------ Bloc de texte

Quand on songe aux banquets médiévaux, quelques images d'Épinal nous viennent instantanément à l'esprit. On voit une bande de rudes guerriers braillant autour d'une table garnie de montagnes de rôtis dont ils s'emparent avec avidité afin de les dévorer dans un vacarme assourdissant. Autant le dire tout de suite, il est impératif de se débarrasser de ces préjugés tenaces afin d'appréhender correctement la gastronomie médiévale. Si on mangeait effectivement avec les doigts jusqu'au 16e siècle, hygiène, propreté et sobriété sont les règles des repas de cour. Aussi est-il facile d'adapter quelques recettes pour un repas d'aujourd'hui, sans fourchette.

 

Bonnes manières et courtoisie

Ce n'est certainement pas la société courtoise du Moyen Âge qui encourage à l'outrance. Pour se conformer à ses usages, il est impératif de prendre soin de son aspect extérieur, tant au niveau de l'hygiène, odeurs corporelles comprises, que de la coiffure et du costume. Il est très mal vu de rire aux éclats ou de se consumer en paroles. En outre, quelques règles de base encadrent la sociabilité à table. Les mains doivent bien entendu être d'une propreté irréprochable. Un serviteur muni d'une aiguière d'eau parfumée se charge d'ailleurs du lavement des mains des convives. Ensuite, la sobriété est de mise. Se précipiter sur les meilleurs morceaux de viande est de la plus grande grossièreté !

La manière de manger traduit très bien la volonté d'imposer des usages de table particulièrement distingués. Le repas se divise en plusieurs séquences, appelées services ou assiettes, au cours desquelles une longue série de plats est amenée à table. Le nombre impressionnant de mets confectionnés lors de ces banquets répond au désir d'offrir suffisamment de choix aux convives. Tous les plats apportés ne sont donc pas consommés, comme on l'a longtemps cru. Les restes feront le bonheur du personnel de cuisine.

Une fois les plats posés à table, les convives peuvent se servir. Mais attention ! En toute sobriété. Les morceaux de viande, délicatement découpés en forme oblongue et présentés sur des plats à larges marlis sont saisis à l'aide de deux doigts, le pouce et l'index, tandis que les trois autres sont dirigés vers le haut, afin de bien montrer qu'on ne se sert pas comme un goinfre. Finalement, ce ne sont pas les aliments qui constituent la partie impressionnante du banquet, mais bien le décor dont font partie les tapisseries, les buffets de pièces d'orfèvrerie et les entremets, tels que le cygne et la hure de sanglier crachant le feu.

------------
------ Données présentées

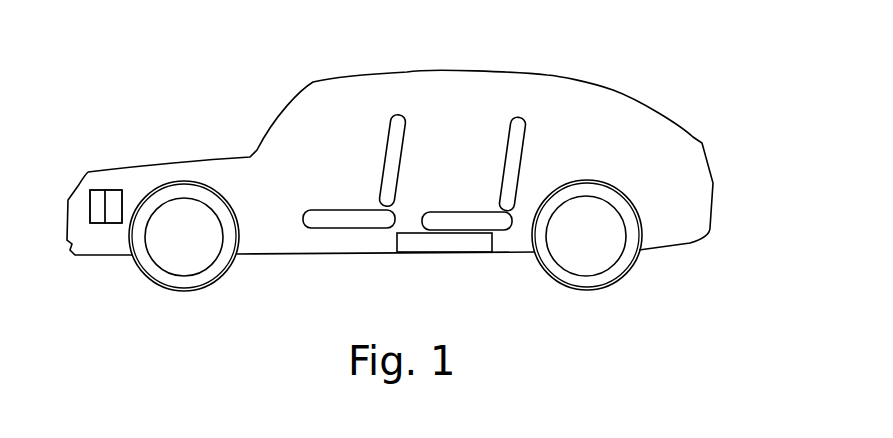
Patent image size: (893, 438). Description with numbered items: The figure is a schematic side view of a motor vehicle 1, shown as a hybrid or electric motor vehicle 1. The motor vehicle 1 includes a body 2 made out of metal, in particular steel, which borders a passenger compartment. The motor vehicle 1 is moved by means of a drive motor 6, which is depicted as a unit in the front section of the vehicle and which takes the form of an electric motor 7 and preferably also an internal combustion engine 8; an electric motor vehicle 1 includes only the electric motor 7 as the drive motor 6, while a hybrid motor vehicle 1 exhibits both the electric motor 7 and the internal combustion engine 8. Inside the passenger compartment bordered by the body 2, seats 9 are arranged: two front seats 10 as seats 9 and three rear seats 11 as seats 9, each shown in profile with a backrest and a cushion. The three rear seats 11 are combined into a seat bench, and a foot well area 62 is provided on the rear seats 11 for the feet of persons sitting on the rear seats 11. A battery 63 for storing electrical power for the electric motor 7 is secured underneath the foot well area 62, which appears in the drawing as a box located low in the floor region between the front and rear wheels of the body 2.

------------

## Objectif énoncé A
Indiquez si chacune des affirmations suivantes concorde avec le texte sur les banquets médiévaux, en répondant par oui ou par non et en citant les mots du texte qui tranchent : (i) tous les plats apportés à table étaient consommés par les convives ; (ii) un serviteur lavait les mains des convives avec de l'eau parfumée ; (iii) on saisissait les morceaux de viande avec le pouce et l'index.
## Objectif énoncé B
Selon le texte sur les banquets médiévaux, quel nom donne-t-on aux séquences qui divisent le repas ?

## Réponse finale A
(i) Non : « Tous les plats apportés ne sont donc pas consommés, comme on l'a longtemps cru. »
(ii) Oui : « Un serviteur muni d'une aiguière d'eau parfumée se charge d'ailleurs du lavement des mains des convives. »
(iii) Oui : « sont saisis à l'aide de deux doigts, le pouce et l'index »

## Réponse finale B
On les appelle services ou assiettes.